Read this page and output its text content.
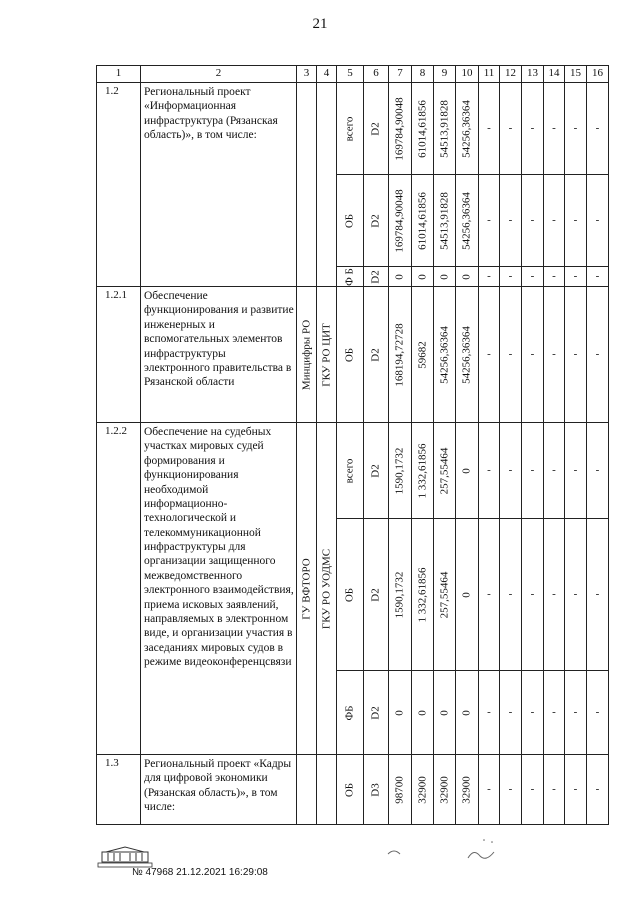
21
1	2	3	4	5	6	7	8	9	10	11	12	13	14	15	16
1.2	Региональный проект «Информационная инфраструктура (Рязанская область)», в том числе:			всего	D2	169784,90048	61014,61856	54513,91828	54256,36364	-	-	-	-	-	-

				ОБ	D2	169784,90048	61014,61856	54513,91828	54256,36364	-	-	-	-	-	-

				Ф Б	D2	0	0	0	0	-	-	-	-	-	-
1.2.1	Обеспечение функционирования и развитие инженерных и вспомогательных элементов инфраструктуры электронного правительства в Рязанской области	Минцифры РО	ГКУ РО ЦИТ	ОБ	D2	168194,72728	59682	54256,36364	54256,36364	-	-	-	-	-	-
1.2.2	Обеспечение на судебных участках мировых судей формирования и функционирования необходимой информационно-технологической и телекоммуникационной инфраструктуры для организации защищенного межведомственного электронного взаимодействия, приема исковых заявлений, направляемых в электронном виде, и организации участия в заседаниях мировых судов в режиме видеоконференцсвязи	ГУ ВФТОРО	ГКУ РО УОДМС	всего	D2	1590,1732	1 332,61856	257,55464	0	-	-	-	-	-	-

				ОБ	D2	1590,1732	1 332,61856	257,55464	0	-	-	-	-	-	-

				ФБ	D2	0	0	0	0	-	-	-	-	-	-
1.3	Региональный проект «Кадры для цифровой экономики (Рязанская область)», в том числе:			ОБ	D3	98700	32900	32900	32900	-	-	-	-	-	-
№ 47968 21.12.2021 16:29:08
* * *
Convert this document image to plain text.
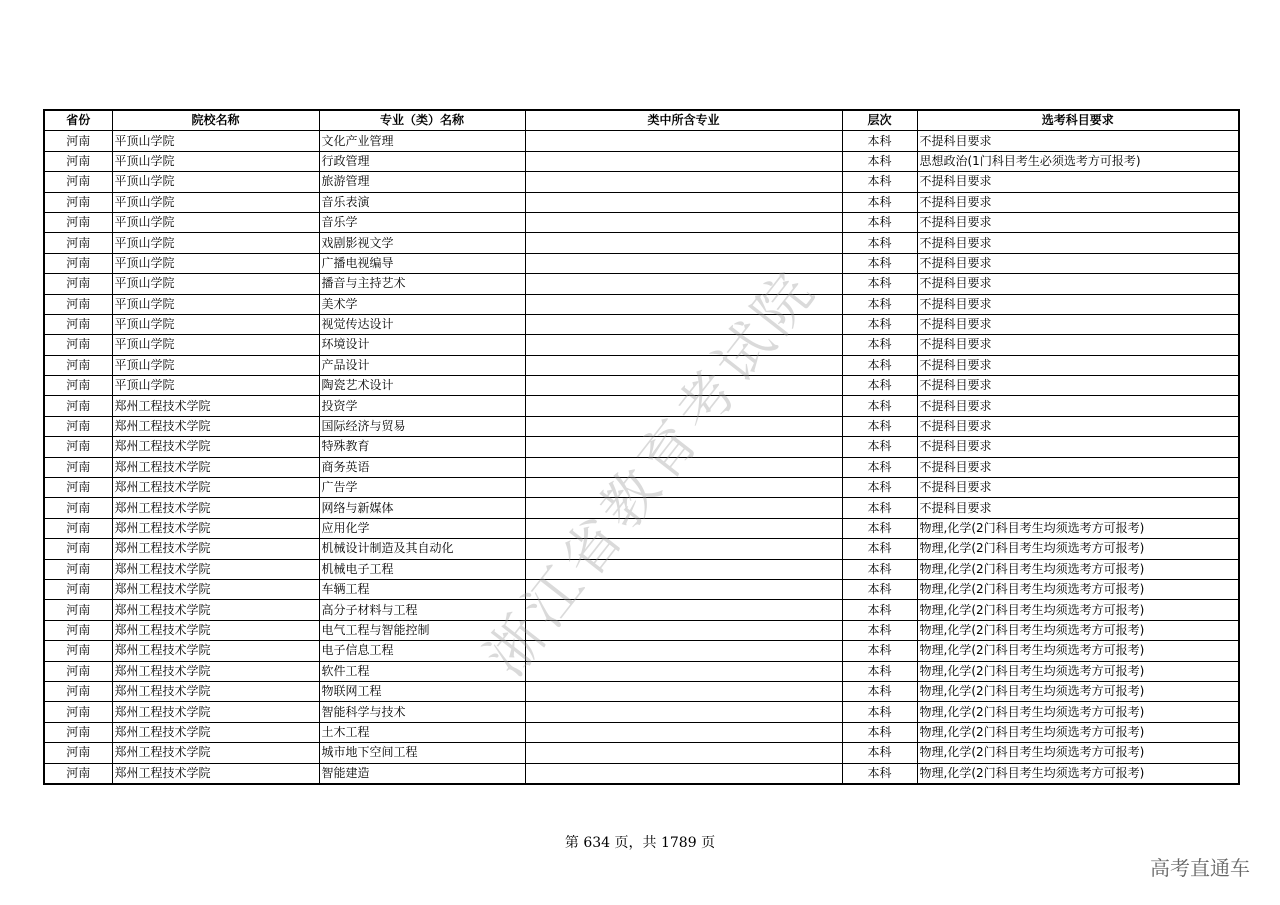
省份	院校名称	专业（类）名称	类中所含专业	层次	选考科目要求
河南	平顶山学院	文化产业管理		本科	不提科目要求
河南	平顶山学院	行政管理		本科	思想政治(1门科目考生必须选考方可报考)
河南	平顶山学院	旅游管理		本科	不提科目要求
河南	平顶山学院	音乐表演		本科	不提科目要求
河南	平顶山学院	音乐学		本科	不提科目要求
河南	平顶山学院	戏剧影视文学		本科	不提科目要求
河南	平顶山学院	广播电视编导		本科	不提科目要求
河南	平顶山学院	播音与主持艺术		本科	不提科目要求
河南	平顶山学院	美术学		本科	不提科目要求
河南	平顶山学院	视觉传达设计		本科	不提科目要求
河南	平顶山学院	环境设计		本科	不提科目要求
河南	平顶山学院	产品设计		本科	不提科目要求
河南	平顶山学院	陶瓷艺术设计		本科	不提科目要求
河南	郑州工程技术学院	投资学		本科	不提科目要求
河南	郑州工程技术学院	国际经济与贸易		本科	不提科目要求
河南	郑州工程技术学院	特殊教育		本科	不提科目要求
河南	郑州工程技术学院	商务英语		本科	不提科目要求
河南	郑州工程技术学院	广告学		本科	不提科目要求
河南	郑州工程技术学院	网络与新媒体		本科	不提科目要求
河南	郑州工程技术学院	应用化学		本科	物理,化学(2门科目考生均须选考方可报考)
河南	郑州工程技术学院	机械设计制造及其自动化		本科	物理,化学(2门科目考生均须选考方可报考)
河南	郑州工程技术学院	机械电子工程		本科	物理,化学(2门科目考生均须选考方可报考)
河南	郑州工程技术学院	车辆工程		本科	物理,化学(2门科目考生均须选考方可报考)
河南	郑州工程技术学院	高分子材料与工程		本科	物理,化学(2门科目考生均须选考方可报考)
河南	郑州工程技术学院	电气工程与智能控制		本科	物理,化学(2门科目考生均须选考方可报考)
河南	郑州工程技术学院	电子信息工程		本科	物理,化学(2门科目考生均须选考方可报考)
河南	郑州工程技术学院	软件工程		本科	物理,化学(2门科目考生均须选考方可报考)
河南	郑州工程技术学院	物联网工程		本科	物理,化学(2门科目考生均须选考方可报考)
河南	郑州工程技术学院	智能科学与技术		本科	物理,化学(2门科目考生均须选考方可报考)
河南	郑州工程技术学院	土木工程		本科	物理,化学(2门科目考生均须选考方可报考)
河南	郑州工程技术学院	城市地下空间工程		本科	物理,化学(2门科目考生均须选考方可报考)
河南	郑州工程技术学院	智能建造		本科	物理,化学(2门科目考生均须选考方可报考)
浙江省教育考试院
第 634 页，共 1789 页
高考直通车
* * *
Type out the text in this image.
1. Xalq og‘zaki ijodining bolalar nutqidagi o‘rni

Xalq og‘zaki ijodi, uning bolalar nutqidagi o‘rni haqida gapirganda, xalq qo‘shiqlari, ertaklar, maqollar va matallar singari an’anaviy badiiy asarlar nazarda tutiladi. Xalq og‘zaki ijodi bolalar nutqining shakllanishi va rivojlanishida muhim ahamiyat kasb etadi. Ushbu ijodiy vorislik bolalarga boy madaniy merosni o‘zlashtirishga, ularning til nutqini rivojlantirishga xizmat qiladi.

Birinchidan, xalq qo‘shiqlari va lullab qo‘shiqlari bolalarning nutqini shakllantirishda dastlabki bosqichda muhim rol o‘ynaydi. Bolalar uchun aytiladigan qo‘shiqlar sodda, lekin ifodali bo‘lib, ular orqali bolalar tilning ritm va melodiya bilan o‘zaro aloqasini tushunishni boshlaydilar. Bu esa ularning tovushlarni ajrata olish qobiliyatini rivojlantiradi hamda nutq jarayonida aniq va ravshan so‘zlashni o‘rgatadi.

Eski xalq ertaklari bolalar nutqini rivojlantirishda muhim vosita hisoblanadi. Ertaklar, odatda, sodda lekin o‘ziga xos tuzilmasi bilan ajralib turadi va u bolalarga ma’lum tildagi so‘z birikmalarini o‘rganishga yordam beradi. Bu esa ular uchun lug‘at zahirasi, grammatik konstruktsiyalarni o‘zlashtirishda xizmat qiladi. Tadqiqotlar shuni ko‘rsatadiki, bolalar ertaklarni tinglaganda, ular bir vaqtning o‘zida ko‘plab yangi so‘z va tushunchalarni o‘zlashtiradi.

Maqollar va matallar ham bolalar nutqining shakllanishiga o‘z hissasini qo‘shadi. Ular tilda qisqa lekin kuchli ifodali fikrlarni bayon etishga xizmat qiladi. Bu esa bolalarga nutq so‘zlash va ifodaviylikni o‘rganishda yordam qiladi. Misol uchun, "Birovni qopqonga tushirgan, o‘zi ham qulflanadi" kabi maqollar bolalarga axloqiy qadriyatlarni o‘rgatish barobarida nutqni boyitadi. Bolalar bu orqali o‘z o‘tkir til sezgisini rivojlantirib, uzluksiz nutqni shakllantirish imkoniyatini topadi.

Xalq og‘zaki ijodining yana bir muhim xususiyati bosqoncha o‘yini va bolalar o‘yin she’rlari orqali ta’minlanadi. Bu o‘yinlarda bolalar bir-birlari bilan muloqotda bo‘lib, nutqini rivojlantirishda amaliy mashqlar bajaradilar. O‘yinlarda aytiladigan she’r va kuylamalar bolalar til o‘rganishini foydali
* * *
■ WHAT YOU WILL DO
Pick out every line with the string "функционирования" and copy it.

■ RESPONSE
1.2.1	Обеспечение функционирования и развитие инженерных и вспомогательных элементов инфраструктуры электронного правительства в Рязанской области	Минцифры РО	ГКУ РО ЦИТ	ОБ	D2	168194,72728	59682	54256,36364	54256,36364	-	-	-	-	-	-
1.2.2	Обеспечение на судебных участках мировых судей формирования и функционирования необходимой информационно-технологической и телекоммуникационной инфраструктуры для организации защищенного межведомственного электронного взаимодействия, приема исковых заявлений, направляемых в электронном виде, и организации участия в заседаниях мировых судов в режиме видеоконференцсвязи	ГУ ВФТОРО	ГКУ РО УОДМС	всего	D2	1590,1732	1 332,61856	257,55464	0	-	-	-	-	-	-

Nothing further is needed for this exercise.